(Some records)
--- Begin ---
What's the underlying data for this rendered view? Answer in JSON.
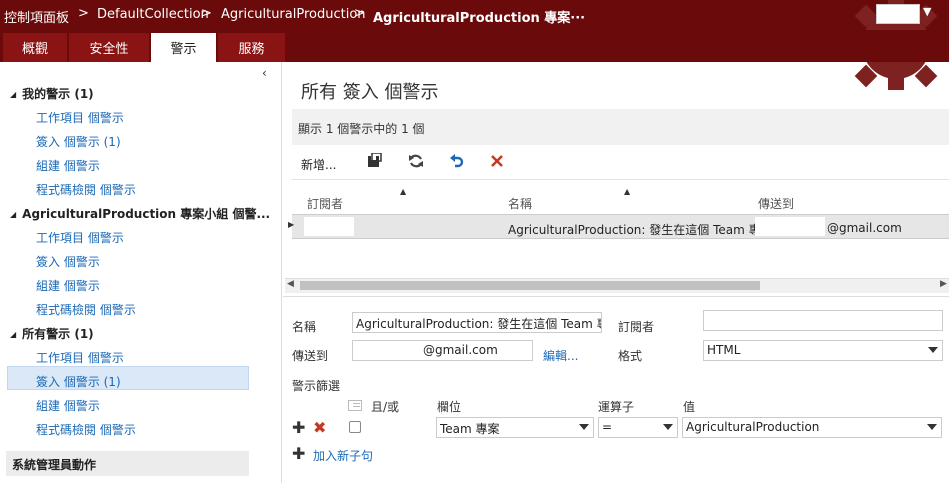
{
  "breadcrumbs": [
    {
      "label": "控制項面板"
    },
    {
      "label": "DefaultCollection"
    },
    {
      "label": "AgriculturalProduction"
    },
    {
      "label": "AgriculturalProduction 專案···"
    }
  ],
  "breadcrumb_separator": ">",
  "tabs": [
    {
      "label": "概觀",
      "active": false
    },
    {
      "label": "安全性",
      "active": false
    },
    {
      "label": "警示",
      "active": true
    },
    {
      "label": "服務",
      "active": false
    }
  ],
  "left": {
    "collapse_glyph": "‹",
    "groups": [
      {
        "title": "我的警示 (1)",
        "items": [
          "工作項目 個警示",
          "簽入 個警示 (1)",
          "組建 個警示",
          "程式碼檢閱 個警示"
        ]
      },
      {
        "title": "AgriculturalProduction 專案小組 個警...",
        "items": [
          "工作項目 個警示",
          "簽入 個警示",
          "組建 個警示",
          "程式碼檢閱 個警示"
        ]
      },
      {
        "title": "所有警示 (1)",
        "items": [
          "工作項目 個警示",
          "簽入 個警示 (1)",
          "組建 個警示",
          "程式碼檢閱 個警示"
        ]
      }
    ],
    "selected": "所有警示 > 簽入 個警示 (1)",
    "admin_section": "系統管理員動作"
  },
  "main": {
    "title": "所有 簽入 個警示",
    "count_text": "顯示 1 個警示中的 1 個",
    "toolbar": {
      "new_label": "新增..."
    },
    "columns": [
      "訂閱者",
      "名稱",
      "傳送到"
    ],
    "rows": [
      {
        "subscriber": "",
        "name": "AgriculturalProduction: 發生在這個 Team 專...",
        "send_to": "@gmail.com"
      }
    ]
  },
  "detail": {
    "name_label": "名稱",
    "name_value": "AgriculturalProduction: 發生在這個 Team 專案中",
    "subscriber_label": "訂閱者",
    "subscriber_value": "",
    "sendto_label": "傳送到",
    "sendto_value": "@gmail.com",
    "edit_link": "編輯...",
    "format_label": "格式",
    "format_value": "HTML",
    "filter_label": "警示篩選",
    "andor_label": "且/或",
    "field_label": "欄位",
    "operator_label": "運算子",
    "value_label": "值",
    "clause": {
      "field": "Team 專案",
      "operator": "=",
      "value": "AgriculturalProduction"
    },
    "add_clause": "加入新子句"
  },
  "colors": {
    "header": "#6a0a0a",
    "tab": "#8a1414",
    "link": "#1b69b6",
    "selection": "#dbe8f7",
    "delete": "#c23b22"
  },
  "icons": [
    "gear-icon",
    "save-icon",
    "refresh-icon",
    "undo-icon",
    "delete-icon",
    "plus-icon",
    "chevron-down-icon"
  ]
}
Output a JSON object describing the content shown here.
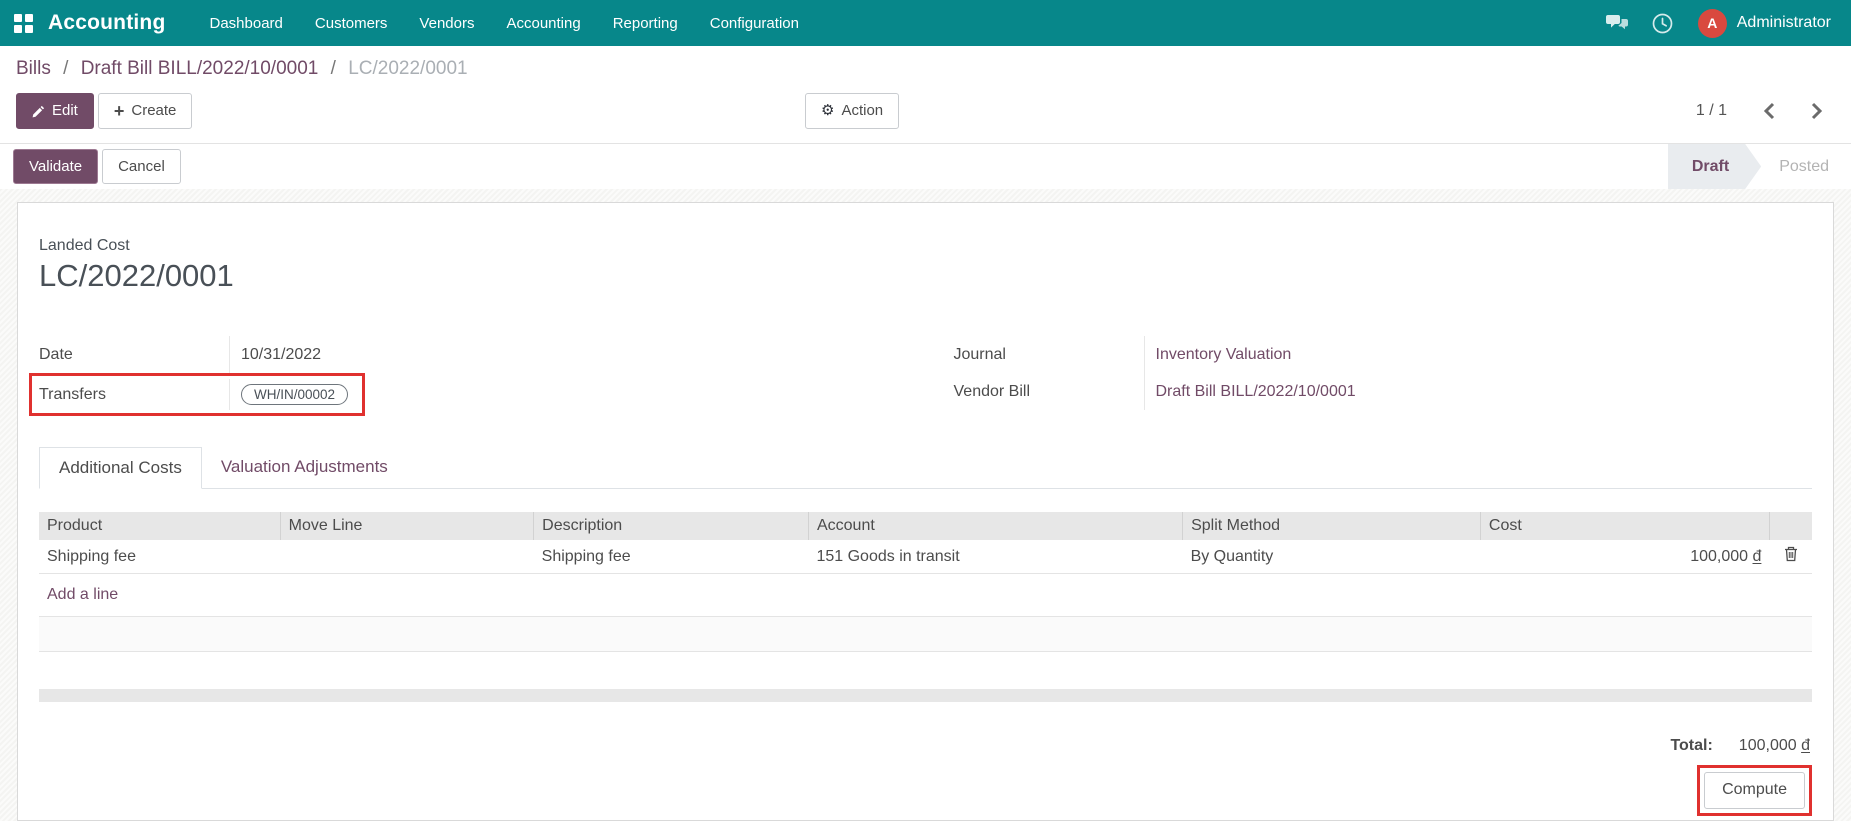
{
  "navbar": {
    "app_name": "Accounting",
    "menu_items": [
      "Dashboard",
      "Customers",
      "Vendors",
      "Accounting",
      "Reporting",
      "Configuration"
    ],
    "avatar_initial": "A",
    "user_name": "Administrator",
    "icons": [
      "apps-grid-icon",
      "chat-icon",
      "activity-clock-icon",
      "avatar"
    ]
  },
  "breadcrumb": {
    "items": [
      "Bills",
      "Draft Bill BILL/2022/10/0001"
    ],
    "current": "LC/2022/0001",
    "separator": "/"
  },
  "control_panel": {
    "edit_label": "Edit",
    "create_label": "Create",
    "create_plus": "+",
    "action_label": "Action",
    "action_gear": "⚙",
    "pager_count": "1 / 1"
  },
  "statusbar": {
    "validate_label": "Validate",
    "cancel_label": "Cancel",
    "states": [
      {
        "label": "Draft",
        "active": true
      },
      {
        "label": "Posted",
        "active": false
      }
    ]
  },
  "form": {
    "subtitle": "Landed Cost",
    "title": "LC/2022/0001",
    "fields": {
      "date": {
        "label": "Date",
        "value": "10/31/2022"
      },
      "transfers": {
        "label": "Transfers",
        "value": "WH/IN/00002",
        "highlighted": true
      },
      "journal": {
        "label": "Journal",
        "value": "Inventory Valuation"
      },
      "vendor_bill": {
        "label": "Vendor Bill",
        "value": "Draft Bill BILL/2022/10/0001"
      }
    },
    "tabs": [
      {
        "label": "Additional Costs",
        "active": true
      },
      {
        "label": "Valuation Adjustments",
        "active": false
      }
    ],
    "table": {
      "columns": [
        "Product",
        "Move Line",
        "Description",
        "Account",
        "Split Method",
        "Cost"
      ],
      "rows": [
        {
          "product": "Shipping fee",
          "move_line": "",
          "description": "Shipping fee",
          "account": "151 Goods in transit",
          "split_method": "By Quantity",
          "cost": "100,000",
          "currency": "đ"
        }
      ],
      "add_line_label": "Add a line"
    },
    "total": {
      "label": "Total:",
      "value": "100,000",
      "currency": "đ"
    },
    "compute_label": "Compute",
    "compute_highlighted": true
  },
  "colors": {
    "navbar_bg": "#07878A",
    "accent_purple": "#714B67",
    "highlight_red": "#E0312F",
    "avatar_bg": "#D9493F",
    "stage_bg": "#E9ECEF"
  }
}
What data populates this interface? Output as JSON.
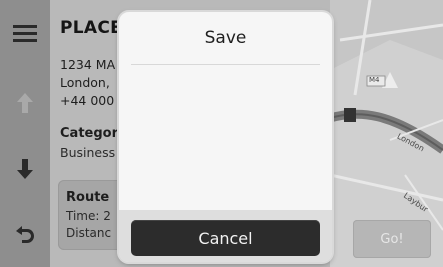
{
  "place": {
    "title": "PLACE",
    "address_line1": "1234 MA",
    "address_line2": "London,",
    "phone": "+44 000"
  },
  "category": {
    "label": "Categor",
    "value": "Business"
  },
  "route": {
    "title": "Route",
    "time": "Time: 2",
    "distance": "Distanc"
  },
  "map": {
    "road_shield": "M4",
    "street1": "London",
    "street2": "Laybur"
  },
  "nav": {
    "menu_icon": "hamburger-menu-icon",
    "up_icon": "arrow-up-icon",
    "down_icon": "arrow-down-icon",
    "back_icon": "back-arrow-icon"
  },
  "go_button": {
    "label": "Go!"
  },
  "dialog": {
    "title": "Save",
    "cancel_label": "Cancel"
  }
}
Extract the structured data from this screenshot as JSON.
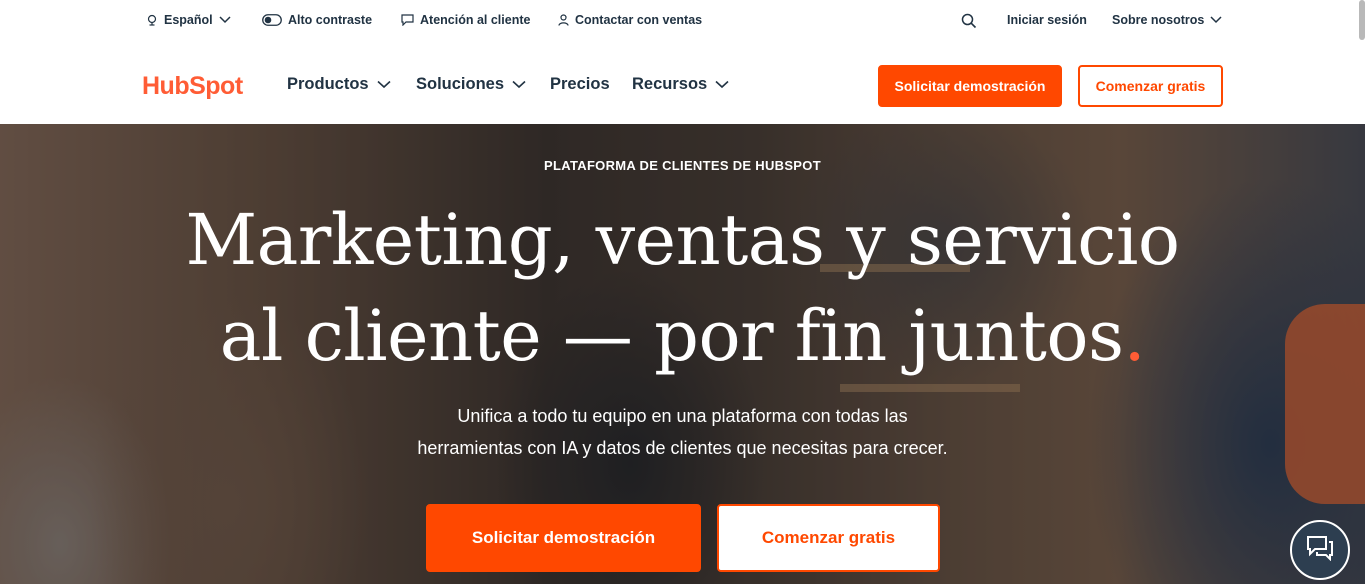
{
  "utility_bar": {
    "language_label": "Español",
    "contrast_label": "Alto contraste",
    "support_label": "Atención al cliente",
    "sales_label": "Contactar con ventas",
    "login_label": "Iniciar sesión",
    "about_label": "Sobre nosotros"
  },
  "main_nav": {
    "logo_text": "HubSpot",
    "items": [
      {
        "label": "Productos"
      },
      {
        "label": "Soluciones"
      },
      {
        "label": "Precios"
      },
      {
        "label": "Recursos"
      }
    ],
    "demo_button": "Solicitar demostración",
    "free_button": "Comenzar gratis"
  },
  "hero": {
    "eyebrow": "PLATAFORMA DE CLIENTES DE HUBSPOT",
    "headline_line1": "Marketing, ventas y servicio",
    "headline_line2": "al cliente — por fin juntos",
    "headline_dot": ".",
    "subtitle_line1": "Unifica a todo tu equipo en una plataforma con todas las",
    "subtitle_line2": "herramientas con IA y datos de clientes que necesitas para crecer.",
    "demo_button": "Solicitar demostración",
    "free_button": "Comenzar gratis"
  },
  "icons": {
    "language": "globe-icon",
    "contrast": "toggle-icon",
    "support": "chat-icon",
    "sales": "person-icon",
    "search": "search-icon",
    "chat_widget": "chat-bubbles-icon"
  },
  "colors": {
    "brand": "#ff5c35",
    "cta": "#ff4800",
    "text": "#213343",
    "chat_widget": "#2d3e50"
  }
}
--- End ---
- [WRITTEN EXERCISE]
Your copy should repeat each entry above exactly but contain no pictures.

- [TASK ANSWER]
What's the underlying data for this rendered view? Answer in JSON.
{
  "breadcrumbs": [
    {
      "label": "控制項面板"
    },
    {
      "label": "DefaultCollection"
    },
    {
      "label": "AgriculturalProduction"
    },
    {
      "label": "AgriculturalProduction 專案···"
    }
  ],
  "breadcrumb_separator": ">",
  "tabs": [
    {
      "label": "概觀",
      "active": false
    },
    {
      "label": "安全性",
      "active": false
    },
    {
      "label": "警示",
      "active": true
    },
    {
      "label": "服務",
      "active": false
    }
  ],
  "left": {
    "collapse_glyph": "‹",
    "groups": [
      {
        "title": "我的警示 (1)",
        "items": [
          "工作項目 個警示",
          "簽入 個警示 (1)",
          "組建 個警示",
          "程式碼檢閱 個警示"
        ]
      },
      {
        "title": "AgriculturalProduction 專案小組 個警...",
        "items": [
          "工作項目 個警示",
          "簽入 個警示",
          "組建 個警示",
          "程式碼檢閱 個警示"
        ]
      },
      {
        "title": "所有警示 (1)",
        "items": [
          "工作項目 個警示",
          "簽入 個警示 (1)",
          "組建 個警示",
          "程式碼檢閱 個警示"
        ]
      }
    ],
    "selected": "所有警示 > 簽入 個警示 (1)",
    "admin_section": "系統管理員動作"
  },
  "main": {
    "title": "所有 簽入 個警示",
    "count_text": "顯示 1 個警示中的 1 個",
    "toolbar": {
      "new_label": "新增..."
    },
    "columns": [
      "訂閱者",
      "名稱",
      "傳送到"
    ],
    "rows": [
      {
        "subscriber": "",
        "name": "AgriculturalProduction: 發生在這個 Team 專...",
        "send_to": "@gmail.com"
      }
    ]
  },
  "detail": {
    "name_label": "名稱",
    "name_value": "AgriculturalProduction: 發生在這個 Team 專案中",
    "subscriber_label": "訂閱者",
    "subscriber_value": "",
    "sendto_label": "傳送到",
    "sendto_value": "@gmail.com",
    "edit_link": "編輯...",
    "format_label": "格式",
    "format_value": "HTML",
    "filter_label": "警示篩選",
    "andor_label": "且/或",
    "field_label": "欄位",
    "operator_label": "運算子",
    "value_label": "值",
    "clause": {
      "field": "Team 專案",
      "operator": "=",
      "value": "AgriculturalProduction"
    },
    "add_clause": "加入新子句"
  },
  "colors": {
    "header": "#6a0a0a",
    "tab": "#8a1414",
    "link": "#1b69b6",
    "selection": "#dbe8f7",
    "delete": "#c23b22"
  },
  "icons": [
    "gear-icon",
    "save-icon",
    "refresh-icon",
    "undo-icon",
    "delete-icon",
    "plus-icon",
    "chevron-down-icon"
  ]
}
Output a JSON object describing the content shown here.
{
  "navbar": {
    "app_name": "Accounting",
    "menu_items": [
      "Dashboard",
      "Customers",
      "Vendors",
      "Accounting",
      "Reporting",
      "Configuration"
    ],
    "avatar_initial": "A",
    "user_name": "Administrator",
    "icons": [
      "apps-grid-icon",
      "chat-icon",
      "activity-clock-icon",
      "avatar"
    ]
  },
  "breadcrumb": {
    "items": [
      "Bills",
      "Draft Bill BILL/2022/10/0001"
    ],
    "current": "LC/2022/0001",
    "separator": "/"
  },
  "control_panel": {
    "edit_label": "Edit",
    "create_label": "Create",
    "create_plus": "+",
    "action_label": "Action",
    "action_gear": "⚙",
    "pager_count": "1 / 1"
  },
  "statusbar": {
    "validate_label": "Validate",
    "cancel_label": "Cancel",
    "states": [
      {
        "label": "Draft",
        "active": true
      },
      {
        "label": "Posted",
        "active": false
      }
    ]
  },
  "form": {
    "subtitle": "Landed Cost",
    "title": "LC/2022/0001",
    "fields": {
      "date": {
        "label": "Date",
        "value": "10/31/2022"
      },
      "transfers": {
        "label": "Transfers",
        "value": "WH/IN/00002",
        "highlighted": true
      },
      "journal": {
        "label": "Journal",
        "value": "Inventory Valuation"
      },
      "vendor_bill": {
        "label": "Vendor Bill",
        "value": "Draft Bill BILL/2022/10/0001"
      }
    },
    "tabs": [
      {
        "label": "Additional Costs",
        "active": true
      },
      {
        "label": "Valuation Adjustments",
        "active": false
      }
    ],
    "table": {
      "columns": [
        "Product",
        "Move Line",
        "Description",
        "Account",
        "Split Method",
        "Cost"
      ],
      "rows": [
        {
          "product": "Shipping fee",
          "move_line": "",
          "description": "Shipping fee",
          "account": "151 Goods in transit",
          "split_method": "By Quantity",
          "cost": "100,000",
          "currency": "đ"
        }
      ],
      "add_line_label": "Add a line"
    },
    "total": {
      "label": "Total:",
      "value": "100,000",
      "currency": "đ"
    },
    "compute_label": "Compute",
    "compute_highlighted": true
  },
  "colors": {
    "navbar_bg": "#07878A",
    "accent_purple": "#714B67",
    "highlight_red": "#E0312F",
    "avatar_bg": "#D9493F",
    "stage_bg": "#E9ECEF"
  }
}
What data populates this interface? Output as JSON.
{
  "place": {
    "title": "PLACE",
    "address_line1": "1234 MA",
    "address_line2": "London,",
    "phone": "+44 000"
  },
  "category": {
    "label": "Categor",
    "value": "Business"
  },
  "route": {
    "title": "Route",
    "time": "Time: 2",
    "distance": "Distanc"
  },
  "map": {
    "road_shield": "M4",
    "street1": "London",
    "street2": "Laybur"
  },
  "nav": {
    "menu_icon": "hamburger-menu-icon",
    "up_icon": "arrow-up-icon",
    "down_icon": "arrow-down-icon",
    "back_icon": "back-arrow-icon"
  },
  "go_button": {
    "label": "Go!"
  },
  "dialog": {
    "title": "Save",
    "cancel_label": "Cancel"
  }
}
Extract the structured data from this screenshot as JSON.
{
  "utility_bar": {
    "language_label": "Español",
    "contrast_label": "Alto contraste",
    "support_label": "Atención al cliente",
    "sales_label": "Contactar con ventas",
    "login_label": "Iniciar sesión",
    "about_label": "Sobre nosotros"
  },
  "main_nav": {
    "logo_text": "HubSpot",
    "items": [
      {
        "label": "Productos"
      },
      {
        "label": "Soluciones"
      },
      {
        "label": "Precios"
      },
      {
        "label": "Recursos"
      }
    ],
    "demo_button": "Solicitar demostración",
    "free_button": "Comenzar gratis"
  },
  "hero": {
    "eyebrow": "PLATAFORMA DE CLIENTES DE HUBSPOT",
    "headline_line1": "Marketing, ventas y servicio",
    "headline_line2": "al cliente — por fin juntos",
    "headline_dot": ".",
    "subtitle_line1": "Unifica a todo tu equipo en una plataforma con todas las",
    "subtitle_line2": "herramientas con IA y datos de clientes que necesitas para crecer.",
    "demo_button": "Solicitar demostración",
    "free_button": "Comenzar gratis"
  },
  "icons": {
    "language": "globe-icon",
    "contrast": "toggle-icon",
    "support": "chat-icon",
    "sales": "person-icon",
    "search": "search-icon",
    "chat_widget": "chat-bubbles-icon"
  },
  "colors": {
    "brand": "#ff5c35",
    "cta": "#ff4800",
    "text": "#213343",
    "chat_widget": "#2d3e50"
  }
}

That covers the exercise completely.